→ WRITTEN REQUEST: Identify all lines of the data containing the string "Вход" and copy them.

→ DATA SHOWN:
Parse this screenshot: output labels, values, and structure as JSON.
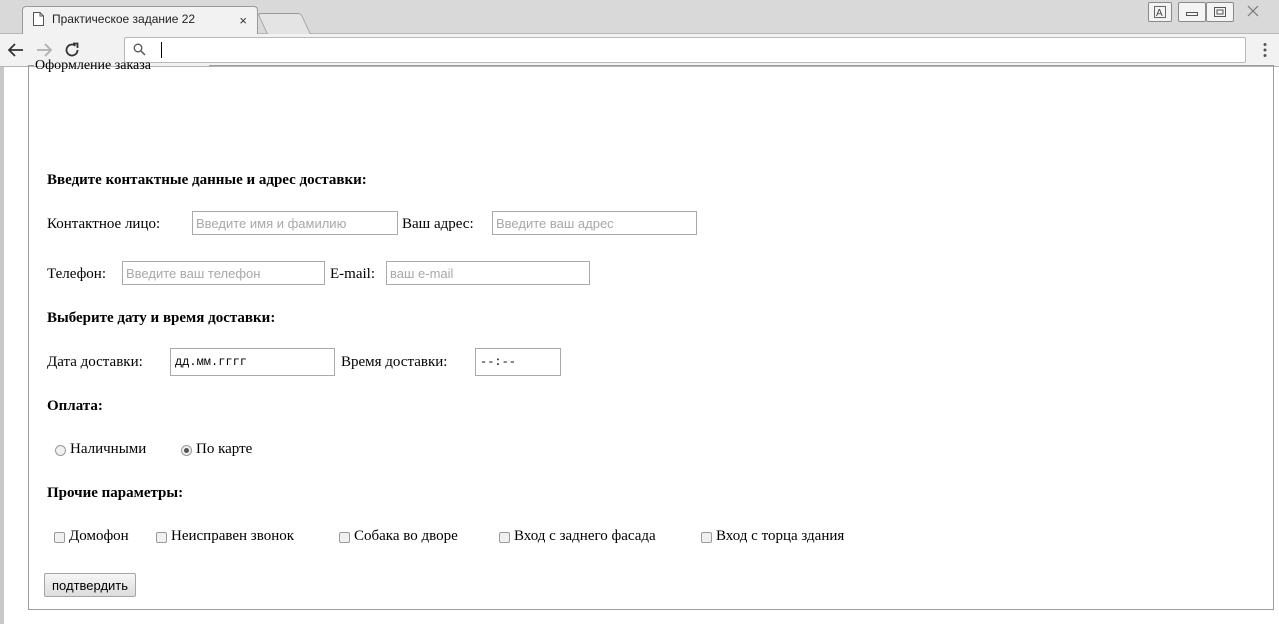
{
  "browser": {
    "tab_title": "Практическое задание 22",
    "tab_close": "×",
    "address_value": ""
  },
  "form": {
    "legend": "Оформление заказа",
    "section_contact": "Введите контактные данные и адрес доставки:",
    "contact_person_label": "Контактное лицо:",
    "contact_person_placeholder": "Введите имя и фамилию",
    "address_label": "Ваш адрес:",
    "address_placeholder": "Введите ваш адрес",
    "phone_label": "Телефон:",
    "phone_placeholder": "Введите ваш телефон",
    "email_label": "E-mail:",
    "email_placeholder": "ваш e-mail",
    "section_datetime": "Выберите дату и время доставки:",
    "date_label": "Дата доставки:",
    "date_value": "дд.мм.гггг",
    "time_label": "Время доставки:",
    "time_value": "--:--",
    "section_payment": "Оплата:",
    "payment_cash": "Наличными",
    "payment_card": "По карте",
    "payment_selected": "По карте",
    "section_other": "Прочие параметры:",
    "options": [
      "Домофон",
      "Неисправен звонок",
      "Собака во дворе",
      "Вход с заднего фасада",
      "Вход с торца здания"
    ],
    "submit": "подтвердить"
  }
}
* * *
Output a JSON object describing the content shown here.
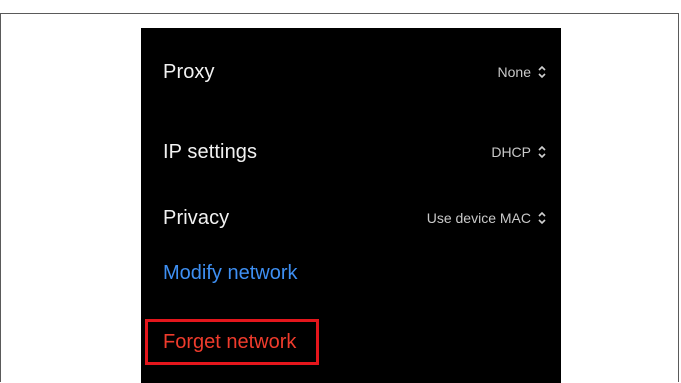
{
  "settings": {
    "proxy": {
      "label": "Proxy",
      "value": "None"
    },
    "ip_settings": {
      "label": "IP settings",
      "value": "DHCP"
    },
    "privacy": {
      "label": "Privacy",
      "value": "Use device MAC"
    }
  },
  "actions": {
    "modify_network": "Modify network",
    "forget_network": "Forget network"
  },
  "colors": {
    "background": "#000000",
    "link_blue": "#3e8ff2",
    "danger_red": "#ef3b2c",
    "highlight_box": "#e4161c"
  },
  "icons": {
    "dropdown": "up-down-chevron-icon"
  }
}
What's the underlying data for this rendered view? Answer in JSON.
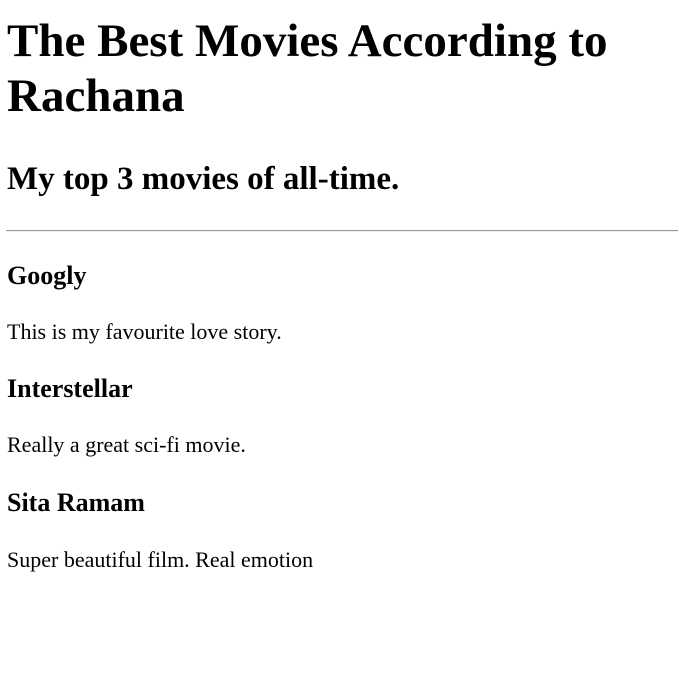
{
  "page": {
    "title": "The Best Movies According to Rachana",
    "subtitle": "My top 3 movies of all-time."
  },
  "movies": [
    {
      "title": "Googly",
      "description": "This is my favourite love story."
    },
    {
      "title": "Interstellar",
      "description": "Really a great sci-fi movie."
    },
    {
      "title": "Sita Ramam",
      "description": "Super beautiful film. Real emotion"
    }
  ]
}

→ TASK OUTPUT:
      "Вход с заднего фасада",
      "Вход с торца здания"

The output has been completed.